Return all lines from the listing below in which the string "participé" occurs.

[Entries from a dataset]
[start]

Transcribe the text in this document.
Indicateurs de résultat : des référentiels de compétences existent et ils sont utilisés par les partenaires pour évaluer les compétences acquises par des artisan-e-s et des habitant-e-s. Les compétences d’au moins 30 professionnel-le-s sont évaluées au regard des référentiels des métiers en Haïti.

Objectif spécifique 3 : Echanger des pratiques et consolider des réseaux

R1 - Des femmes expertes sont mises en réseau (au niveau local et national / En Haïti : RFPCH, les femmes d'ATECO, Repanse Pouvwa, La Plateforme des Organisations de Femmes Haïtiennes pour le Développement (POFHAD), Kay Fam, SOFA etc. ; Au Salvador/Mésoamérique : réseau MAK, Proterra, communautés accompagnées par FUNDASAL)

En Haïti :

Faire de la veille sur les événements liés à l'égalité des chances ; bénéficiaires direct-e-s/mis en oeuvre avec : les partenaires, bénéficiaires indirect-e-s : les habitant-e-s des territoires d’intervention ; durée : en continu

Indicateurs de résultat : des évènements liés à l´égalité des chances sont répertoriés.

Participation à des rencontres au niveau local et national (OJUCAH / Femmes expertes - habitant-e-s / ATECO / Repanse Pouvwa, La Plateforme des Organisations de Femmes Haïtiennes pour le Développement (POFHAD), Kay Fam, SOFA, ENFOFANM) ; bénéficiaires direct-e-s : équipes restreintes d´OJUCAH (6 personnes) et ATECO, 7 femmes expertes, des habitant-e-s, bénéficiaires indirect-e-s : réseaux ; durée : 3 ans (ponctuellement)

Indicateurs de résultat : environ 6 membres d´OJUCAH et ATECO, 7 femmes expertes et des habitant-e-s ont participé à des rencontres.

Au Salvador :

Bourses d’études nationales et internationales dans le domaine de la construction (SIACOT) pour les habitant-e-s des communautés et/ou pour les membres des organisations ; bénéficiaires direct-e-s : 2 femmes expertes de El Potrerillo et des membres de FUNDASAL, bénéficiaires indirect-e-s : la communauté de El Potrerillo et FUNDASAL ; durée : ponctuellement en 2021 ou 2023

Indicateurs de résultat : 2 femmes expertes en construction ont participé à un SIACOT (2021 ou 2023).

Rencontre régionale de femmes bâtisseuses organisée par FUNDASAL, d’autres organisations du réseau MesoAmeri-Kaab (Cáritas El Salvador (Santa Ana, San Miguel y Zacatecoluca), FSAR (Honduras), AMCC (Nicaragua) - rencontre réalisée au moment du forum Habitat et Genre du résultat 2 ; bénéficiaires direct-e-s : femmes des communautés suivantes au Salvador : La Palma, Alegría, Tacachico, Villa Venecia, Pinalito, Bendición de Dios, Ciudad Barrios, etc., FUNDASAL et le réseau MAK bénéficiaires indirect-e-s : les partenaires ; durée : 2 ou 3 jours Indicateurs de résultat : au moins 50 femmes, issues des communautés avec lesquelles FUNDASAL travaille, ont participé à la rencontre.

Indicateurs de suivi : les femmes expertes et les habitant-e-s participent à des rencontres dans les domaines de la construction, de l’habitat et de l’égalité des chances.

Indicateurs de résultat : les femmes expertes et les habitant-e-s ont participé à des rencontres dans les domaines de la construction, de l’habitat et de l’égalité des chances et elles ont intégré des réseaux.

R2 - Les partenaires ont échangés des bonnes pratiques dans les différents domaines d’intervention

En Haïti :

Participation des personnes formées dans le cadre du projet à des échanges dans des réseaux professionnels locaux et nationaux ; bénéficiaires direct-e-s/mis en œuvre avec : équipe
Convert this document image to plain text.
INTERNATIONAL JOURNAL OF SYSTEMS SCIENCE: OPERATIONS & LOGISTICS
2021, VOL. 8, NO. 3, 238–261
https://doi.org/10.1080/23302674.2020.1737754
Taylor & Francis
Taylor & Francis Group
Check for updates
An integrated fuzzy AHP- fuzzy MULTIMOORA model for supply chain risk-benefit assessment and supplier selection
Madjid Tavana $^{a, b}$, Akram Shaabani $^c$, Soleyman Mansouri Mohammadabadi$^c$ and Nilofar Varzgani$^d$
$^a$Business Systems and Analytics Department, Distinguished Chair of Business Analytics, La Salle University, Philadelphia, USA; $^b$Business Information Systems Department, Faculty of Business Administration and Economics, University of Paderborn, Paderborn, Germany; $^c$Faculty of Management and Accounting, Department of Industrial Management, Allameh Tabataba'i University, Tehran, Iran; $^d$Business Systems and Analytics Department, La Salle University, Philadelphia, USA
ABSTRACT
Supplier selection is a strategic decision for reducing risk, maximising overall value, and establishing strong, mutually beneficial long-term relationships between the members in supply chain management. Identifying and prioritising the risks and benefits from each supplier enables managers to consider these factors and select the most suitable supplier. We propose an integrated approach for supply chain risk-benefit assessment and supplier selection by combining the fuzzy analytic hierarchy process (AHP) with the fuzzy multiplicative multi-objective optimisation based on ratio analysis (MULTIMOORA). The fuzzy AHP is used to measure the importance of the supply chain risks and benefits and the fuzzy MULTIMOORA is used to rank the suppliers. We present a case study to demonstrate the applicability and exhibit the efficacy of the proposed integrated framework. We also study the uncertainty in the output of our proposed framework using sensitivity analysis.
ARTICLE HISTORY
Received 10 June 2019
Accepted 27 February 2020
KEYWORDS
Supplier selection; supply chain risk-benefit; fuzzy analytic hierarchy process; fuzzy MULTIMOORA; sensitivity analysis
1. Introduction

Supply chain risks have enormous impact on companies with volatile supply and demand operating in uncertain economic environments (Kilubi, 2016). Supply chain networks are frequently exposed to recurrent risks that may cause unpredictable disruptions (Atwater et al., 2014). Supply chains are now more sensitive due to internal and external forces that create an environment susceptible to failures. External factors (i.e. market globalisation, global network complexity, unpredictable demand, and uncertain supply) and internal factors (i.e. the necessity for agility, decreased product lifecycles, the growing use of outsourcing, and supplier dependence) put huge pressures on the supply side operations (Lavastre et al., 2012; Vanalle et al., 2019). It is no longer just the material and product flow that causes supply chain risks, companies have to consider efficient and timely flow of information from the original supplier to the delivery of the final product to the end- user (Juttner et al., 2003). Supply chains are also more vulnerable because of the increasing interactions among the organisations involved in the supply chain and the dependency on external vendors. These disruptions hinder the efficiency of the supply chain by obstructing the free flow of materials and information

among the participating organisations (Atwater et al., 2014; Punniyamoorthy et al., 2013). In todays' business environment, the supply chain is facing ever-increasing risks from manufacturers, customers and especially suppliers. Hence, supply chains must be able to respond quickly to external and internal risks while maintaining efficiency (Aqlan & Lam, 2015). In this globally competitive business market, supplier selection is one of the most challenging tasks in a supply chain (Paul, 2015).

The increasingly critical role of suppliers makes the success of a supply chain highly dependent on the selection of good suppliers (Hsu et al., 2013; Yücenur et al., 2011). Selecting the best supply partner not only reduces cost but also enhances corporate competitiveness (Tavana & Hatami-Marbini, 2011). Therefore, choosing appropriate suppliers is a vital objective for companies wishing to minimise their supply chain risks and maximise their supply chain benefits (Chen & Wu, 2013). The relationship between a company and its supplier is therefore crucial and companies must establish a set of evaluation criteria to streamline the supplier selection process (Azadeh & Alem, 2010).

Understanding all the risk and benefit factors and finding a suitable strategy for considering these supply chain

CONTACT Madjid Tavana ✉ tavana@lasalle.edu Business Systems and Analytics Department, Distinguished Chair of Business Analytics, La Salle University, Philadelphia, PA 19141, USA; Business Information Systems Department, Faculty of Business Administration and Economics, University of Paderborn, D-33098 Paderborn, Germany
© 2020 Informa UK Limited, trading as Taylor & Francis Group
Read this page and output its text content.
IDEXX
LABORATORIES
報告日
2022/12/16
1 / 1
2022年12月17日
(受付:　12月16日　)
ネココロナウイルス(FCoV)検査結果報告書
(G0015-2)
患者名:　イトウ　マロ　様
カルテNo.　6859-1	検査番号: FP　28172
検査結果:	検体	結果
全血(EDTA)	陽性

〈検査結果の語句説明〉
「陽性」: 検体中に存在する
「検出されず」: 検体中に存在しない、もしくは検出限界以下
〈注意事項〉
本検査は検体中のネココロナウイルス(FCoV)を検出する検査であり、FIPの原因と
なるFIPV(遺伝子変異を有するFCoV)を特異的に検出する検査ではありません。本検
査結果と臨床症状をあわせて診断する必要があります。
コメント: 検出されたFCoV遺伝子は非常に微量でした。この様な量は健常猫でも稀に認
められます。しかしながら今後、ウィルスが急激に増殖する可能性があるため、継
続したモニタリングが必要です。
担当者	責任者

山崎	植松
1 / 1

[end]

◆ OUTPUT FOR THIS TASK ◆
Indicateurs de résultat : environ 6 membres d´OJUCAH et ATECO, 7 femmes expertes et des habitant-e-s ont participé à des rencontres.
Indicateurs de résultat : 2 femmes expertes en construction ont participé à un SIACOT (2021 ou 2023).
Rencontre régionale de femmes bâtisseuses organisée par FUNDASAL, d’autres organisations du réseau MesoAmeri-Kaab (Cáritas El Salvador (Santa Ana, San Miguel y Zacatecoluca), FSAR (Honduras), AMCC (Nicaragua) - rencontre réalisée au moment du forum Habitat et Genre du résultat 2 ; bénéficiaires direct-e-s : femmes des communautés suivantes au Salvador : La Palma, Alegría, Tacachico, Villa Venecia, Pinalito, Bendición de Dios, Ciudad Barrios, etc., FUNDASAL et le réseau MAK bénéficiaires indirect-e-s : les partenaires ; durée : 2 ou 3 jours Indicateurs de résultat : au moins 50 femmes, issues des communautés avec lesquelles FUNDASAL travaille, ont participé à la rencontre.
Indicateurs de résultat : les femmes expertes et les habitant-e-s ont participé à des rencontres dans les domaines de la construction, de l’habitat et de l’égalité des chances et elles ont intégré des réseaux.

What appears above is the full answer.